▶ **EXERCISE BRIEF**: The records below must be retyped exactly.
>> begin SUPPLIED ENTRIES
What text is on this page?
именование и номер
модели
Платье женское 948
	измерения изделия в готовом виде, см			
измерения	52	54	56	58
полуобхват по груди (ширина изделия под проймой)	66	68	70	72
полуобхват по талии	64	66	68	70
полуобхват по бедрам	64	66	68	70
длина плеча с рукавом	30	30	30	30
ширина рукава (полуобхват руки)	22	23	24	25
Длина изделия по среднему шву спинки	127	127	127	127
>> end SUPPLIED ENTRIES
▶ **THE REPLY**:
What text is on this page?
именование и номер
модели
Платье женское 948
	измерения изделия в готовом виде, см			
измерения	52	54	56	58
полуобхват по груди (ширина изделия под проймой)	66	68	70	72
полуобхват по талии	64	66	68	70
полуобхват по бедрам	64	66	68	70
длина плеча с рукавом	30	30	30	30
ширина рукава (полуобхват руки)	22	23	24	25
Длина изделия по среднему шву спинки	127	127	127	127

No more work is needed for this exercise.